» Directive
In the records below, find the line holding "Read all visible content and emit it as JSON."; copy it and every line after it to the end, omitting all images.

Start

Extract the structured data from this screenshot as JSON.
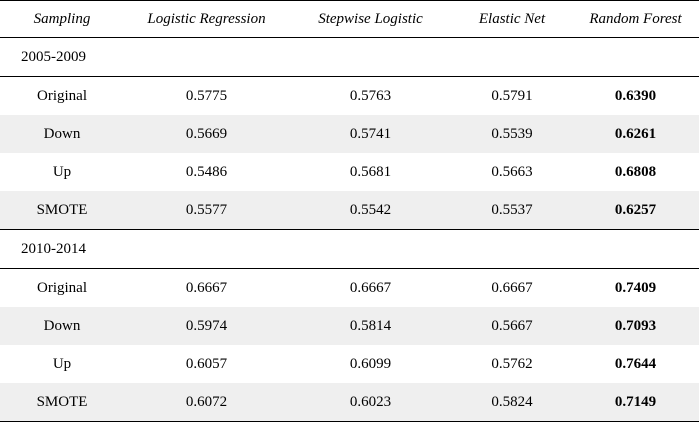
{
  "headers": [
    "Sampling",
    "Logistic Regression",
    "Stepwise Logistic",
    "Elastic Net",
    "Random Forest"
  ],
  "groups": [
    {
      "period": "2005-2009",
      "rows": [
        {
          "sampling": "Original",
          "lr": "0.5775",
          "sl": "0.5763",
          "en": "0.5791",
          "rf": "0.6390"
        },
        {
          "sampling": "Down",
          "lr": "0.5669",
          "sl": "0.5741",
          "en": "0.5539",
          "rf": "0.6261"
        },
        {
          "sampling": "Up",
          "lr": "0.5486",
          "sl": "0.5681",
          "en": "0.5663",
          "rf": "0.6808"
        },
        {
          "sampling": "SMOTE",
          "lr": "0.5577",
          "sl": "0.5542",
          "en": "0.5537",
          "rf": "0.6257"
        }
      ]
    },
    {
      "period": "2010-2014",
      "rows": [
        {
          "sampling": "Original",
          "lr": "0.6667",
          "sl": "0.6667",
          "en": "0.6667",
          "rf": "0.7409"
        },
        {
          "sampling": "Down",
          "lr": "0.5974",
          "sl": "0.5814",
          "en": "0.5667",
          "rf": "0.7093"
        },
        {
          "sampling": "Up",
          "lr": "0.6057",
          "sl": "0.6099",
          "en": "0.5762",
          "rf": "0.7644"
        },
        {
          "sampling": "SMOTE",
          "lr": "0.6072",
          "sl": "0.6023",
          "en": "0.5824",
          "rf": "0.7149"
        }
      ]
    }
  ]
}
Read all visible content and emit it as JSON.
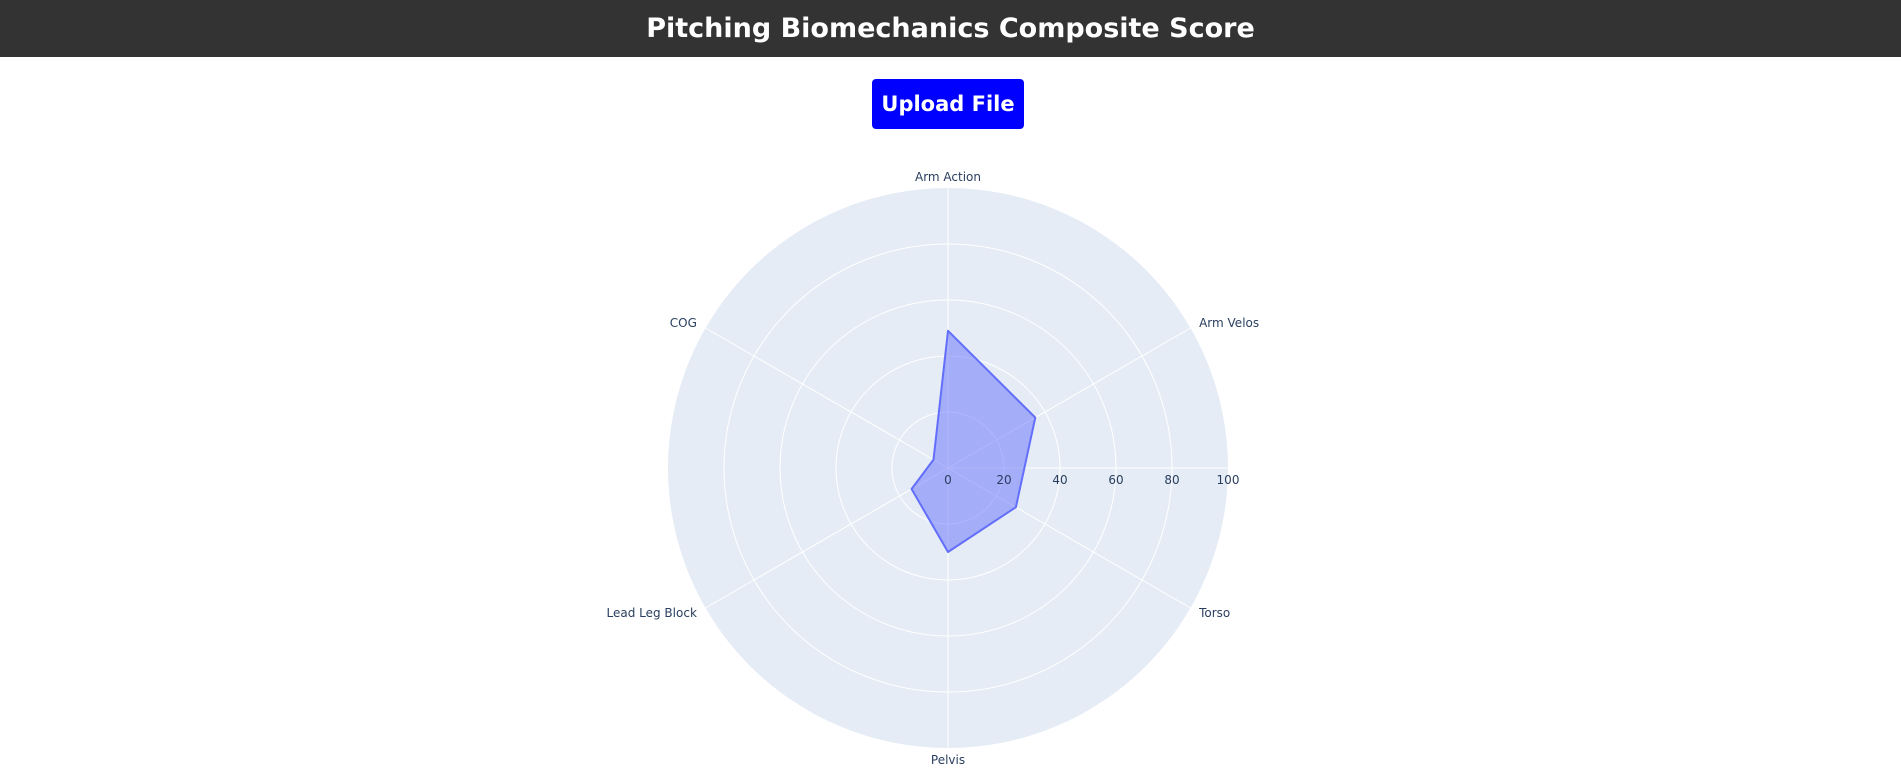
{
  "header": {
    "title": "Pitching Biomechanics Composite Score"
  },
  "upload": {
    "label": "Upload File"
  },
  "colors": {
    "header_bg": "#333333",
    "button_bg": "#0000ff",
    "polar_bg": "#e5ecf6",
    "grid": "#ffffff",
    "series_line": "#636efa",
    "series_fill": "rgba(99,110,250,0.5)",
    "text": "#2a3f5f"
  },
  "chart_data": {
    "type": "radar",
    "categories": [
      "Arm Action",
      "Arm Velos",
      "Torso",
      "Pelvis",
      "Lead Leg Block",
      "COG"
    ],
    "series": [
      {
        "values": [
          49,
          36,
          28,
          30,
          15,
          6
        ]
      }
    ],
    "radial_range": [
      0,
      100
    ],
    "radial_ticks": [
      "0",
      "20",
      "40",
      "60",
      "80",
      "100"
    ],
    "grid": true,
    "title": ""
  }
}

End

» Written solution
Read all visible content and emit it as JSON.
{
  "header": {
    "title": "Pitching Biomechanics Composite Score"
  },
  "upload": {
    "label": "Upload File"
  },
  "colors": {
    "header_bg": "#333333",
    "button_bg": "#0000ff",
    "polar_bg": "#e5ecf6",
    "grid": "#ffffff",
    "series_line": "#636efa",
    "series_fill": "rgba(99,110,250,0.5)",
    "text": "#2a3f5f"
  },
  "chart_data": {
    "type": "radar",
    "categories": [
      "Arm Action",
      "Arm Velos",
      "Torso",
      "Pelvis",
      "Lead Leg Block",
      "COG"
    ],
    "series": [
      {
        "values": [
          49,
          36,
          28,
          30,
          15,
          6
        ]
      }
    ],
    "radial_range": [
      0,
      100
    ],
    "radial_ticks": [
      "0",
      "20",
      "40",
      "60",
      "80",
      "100"
    ],
    "grid": true,
    "title": ""
  }
}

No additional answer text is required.